### Supplied records
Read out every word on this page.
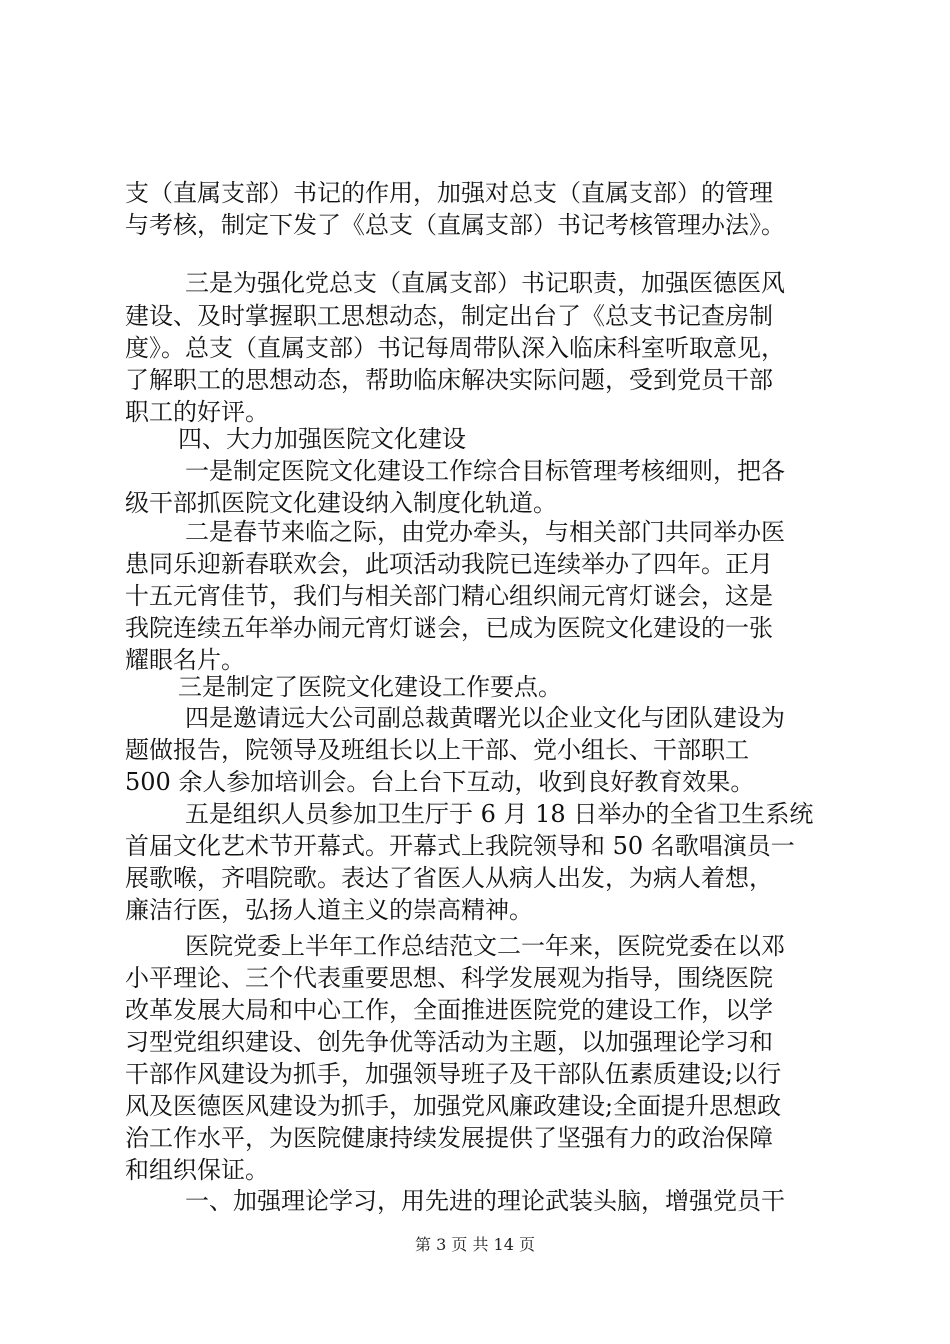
支（直属支部）书记的作用，加强对总支（直属支部）的管理
与考核，制定下发了《总支（直属支部）书记考核管理办法》。
三是为强化党总支（直属支部）书记职责，加强医德医风
建设、及时掌握职工思想动态，制定出台了《总支书记查房制
度》。总支（直属支部）书记每周带队深入临床科室听取意见，
了解职工的思想动态，帮助临床解决实际问题，受到党员干部
职工的好评。
四、大力加强医院文化建设
一是制定医院文化建设工作综合目标管理考核细则，把各
级干部抓医院文化建设纳入制度化轨道。
二是春节来临之际，由党办牵头，与相关部门共同举办医
患同乐迎新春联欢会，此项活动我院已连续举办了四年。正月
十五元宵佳节，我们与相关部门精心组织闹元宵灯谜会，这是
我院连续五年举办闹元宵灯谜会，已成为医院文化建设的一张
耀眼名片。
三是制定了医院文化建设工作要点。
四是邀请远大公司副总裁黄曙光以企业文化与团队建设为
题做报告，院领导及班组长以上干部、党小组长、干部职工
500 余人参加培训会。台上台下互动，收到良好教育效果。
五是组织人员参加卫生厅于 6 月 18 日举办的全省卫生系统
首届文化艺术节开幕式。开幕式上我院领导和 50 名歌唱演员一
展歌喉，齐唱院歌。表达了省医人从病人出发，为病人着想，
廉洁行医，弘扬人道主义的崇高精神。
医院党委上半年工作总结范文二一年来，医院党委在以邓
小平理论、三个代表重要思想、科学发展观为指导，围绕医院
改革发展大局和中心工作，全面推进医院党的建设工作，以学
习型党组织建设、创先争优等活动为主题，以加强理论学习和
干部作风建设为抓手，加强领导班子及干部队伍素质建设;以行
风及医德医风建设为抓手，加强党风廉政建设;全面提升思想政
治工作水平，为医院健康持续发展提供了坚强有力的政治保障
和组织保证。
一、加强理论学习，用先进的理论武装头脑，增强党员干
第 3 页 共 14 页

### Exercise prompt
What is needed is an exact reproduction of the data, pictures excluded.

### Response
Read out every word on this page.
支（直属支部）书记的作用，加强对总支（直属支部）的管理
与考核，制定下发了《总支（直属支部）书记考核管理办法》。
三是为强化党总支（直属支部）书记职责，加强医德医风
建设、及时掌握职工思想动态，制定出台了《总支书记查房制
度》。总支（直属支部）书记每周带队深入临床科室听取意见，
了解职工的思想动态，帮助临床解决实际问题，受到党员干部
职工的好评。
四、大力加强医院文化建设
一是制定医院文化建设工作综合目标管理考核细则，把各
级干部抓医院文化建设纳入制度化轨道。
二是春节来临之际，由党办牵头，与相关部门共同举办医
患同乐迎新春联欢会，此项活动我院已连续举办了四年。正月
十五元宵佳节，我们与相关部门精心组织闹元宵灯谜会，这是
我院连续五年举办闹元宵灯谜会，已成为医院文化建设的一张
耀眼名片。
三是制定了医院文化建设工作要点。
四是邀请远大公司副总裁黄曙光以企业文化与团队建设为
题做报告，院领导及班组长以上干部、党小组长、干部职工
500 余人参加培训会。台上台下互动，收到良好教育效果。
五是组织人员参加卫生厅于 6 月 18 日举办的全省卫生系统
首届文化艺术节开幕式。开幕式上我院领导和 50 名歌唱演员一
展歌喉，齐唱院歌。表达了省医人从病人出发，为病人着想，
廉洁行医，弘扬人道主义的崇高精神。
医院党委上半年工作总结范文二一年来，医院党委在以邓
小平理论、三个代表重要思想、科学发展观为指导，围绕医院
改革发展大局和中心工作，全面推进医院党的建设工作，以学
习型党组织建设、创先争优等活动为主题，以加强理论学习和
干部作风建设为抓手，加强领导班子及干部队伍素质建设;以行
风及医德医风建设为抓手，加强党风廉政建设;全面提升思想政
治工作水平，为医院健康持续发展提供了坚强有力的政治保障
和组织保证。
一、加强理论学习，用先进的理论武装头脑，增强党员干
第 3 页 共 14 页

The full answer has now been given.